■ Written exercise
Return the listing below unchanged, minus its pictures.
========================
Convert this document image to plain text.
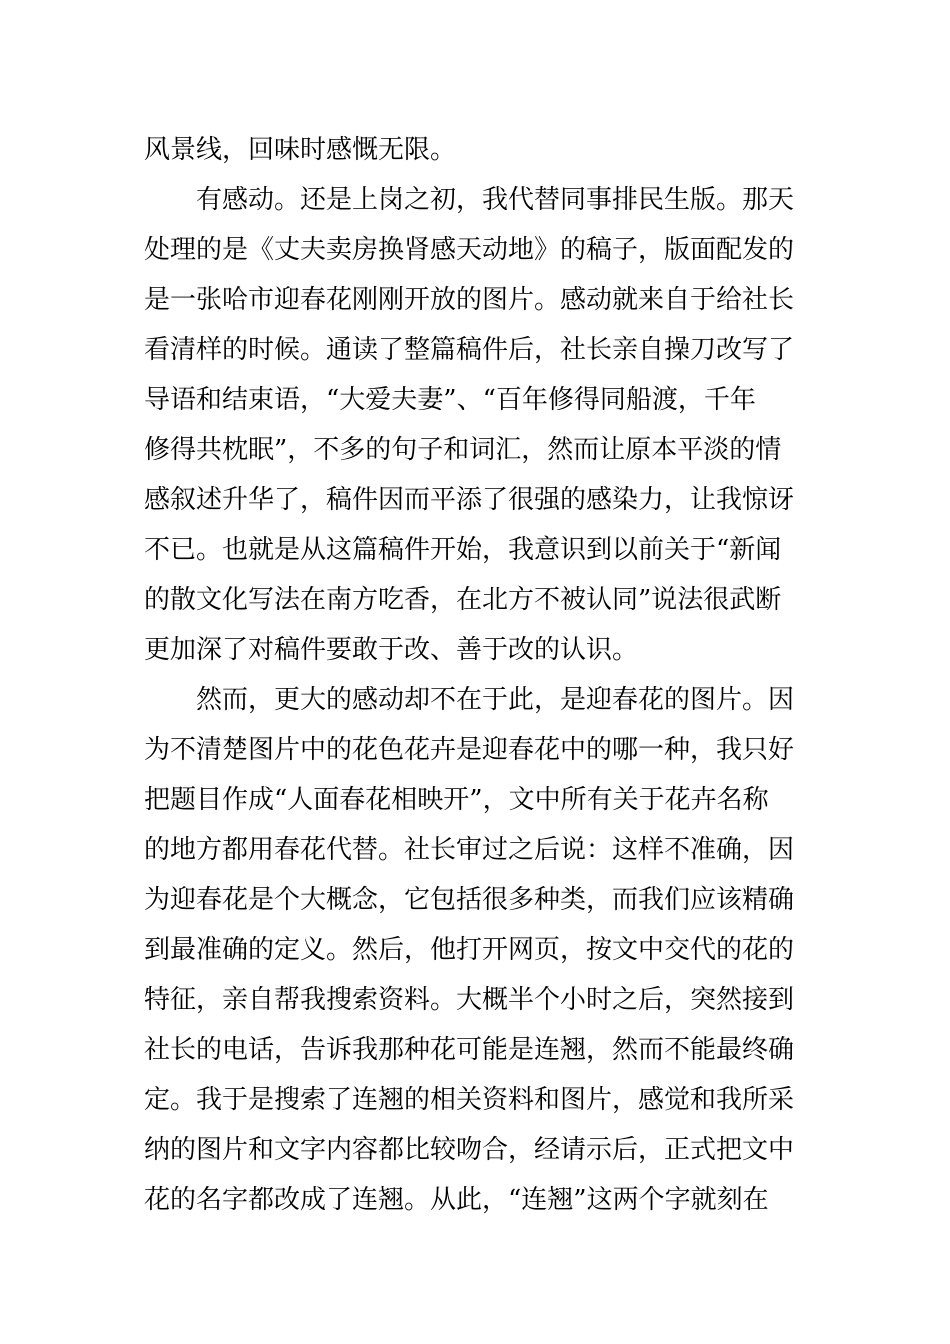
风景线，回味时感慨无限。
有感动。还是上岗之初，我代替同事排民生版。那天
处理的是《丈夫卖房换肾感天动地》的稿子，版面配发的
是一张哈市迎春花刚刚开放的图片。感动就来自于给社长
看清样的时候。通读了整篇稿件后，社长亲自操刀改写了
导语和结束语，“大爱夫妻”、“百年修得同船渡，千年
修得共枕眠”，不多的句子和词汇，然而让原本平淡的情
感叙述升华了，稿件因而平添了很强的感染力，让我惊讶
不已。也就是从这篇稿件开始，我意识到以前关于“新闻
的散文化写法在南方吃香，在北方不被认同”说法很武断
更加深了对稿件要敢于改、善于改的认识。
然而，更大的感动却不在于此，是迎春花的图片。因
为不清楚图片中的花色花卉是迎春花中的哪一种，我只好
把题目作成“人面春花相映开”，文中所有关于花卉名称
的地方都用春花代替。社长审过之后说：这样不准确，因
为迎春花是个大概念，它包括很多种类，而我们应该精确
到最准确的定义。然后，他打开网页，按文中交代的花的
特征，亲自帮我搜索资料。大概半个小时之后，突然接到
社长的电话，告诉我那种花可能是连翘，然而不能最终确
定。我于是搜索了连翘的相关资料和图片，感觉和我所采
纳的图片和文字内容都比较吻合，经请示后，正式把文中
花的名字都改成了连翘。从此，“连翘”这两个字就刻在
========================
■ Exercise output
Convert this document image to plain text.
风景线，回味时感慨无限。
有感动。还是上岗之初，我代替同事排民生版。那天
处理的是《丈夫卖房换肾感天动地》的稿子，版面配发的
是一张哈市迎春花刚刚开放的图片。感动就来自于给社长
看清样的时候。通读了整篇稿件后，社长亲自操刀改写了
导语和结束语，“大爱夫妻”、“百年修得同船渡，千年
修得共枕眠”，不多的句子和词汇，然而让原本平淡的情
感叙述升华了，稿件因而平添了很强的感染力，让我惊讶
不已。也就是从这篇稿件开始，我意识到以前关于“新闻
的散文化写法在南方吃香，在北方不被认同”说法很武断
更加深了对稿件要敢于改、善于改的认识。
然而，更大的感动却不在于此，是迎春花的图片。因
为不清楚图片中的花色花卉是迎春花中的哪一种，我只好
把题目作成“人面春花相映开”，文中所有关于花卉名称
的地方都用春花代替。社长审过之后说：这样不准确，因
为迎春花是个大概念，它包括很多种类，而我们应该精确
到最准确的定义。然后，他打开网页，按文中交代的花的
特征，亲自帮我搜索资料。大概半个小时之后，突然接到
社长的电话，告诉我那种花可能是连翘，然而不能最终确
定。我于是搜索了连翘的相关资料和图片，感觉和我所采
纳的图片和文字内容都比较吻合，经请示后，正式把文中
花的名字都改成了连翘。从此，“连翘”这两个字就刻在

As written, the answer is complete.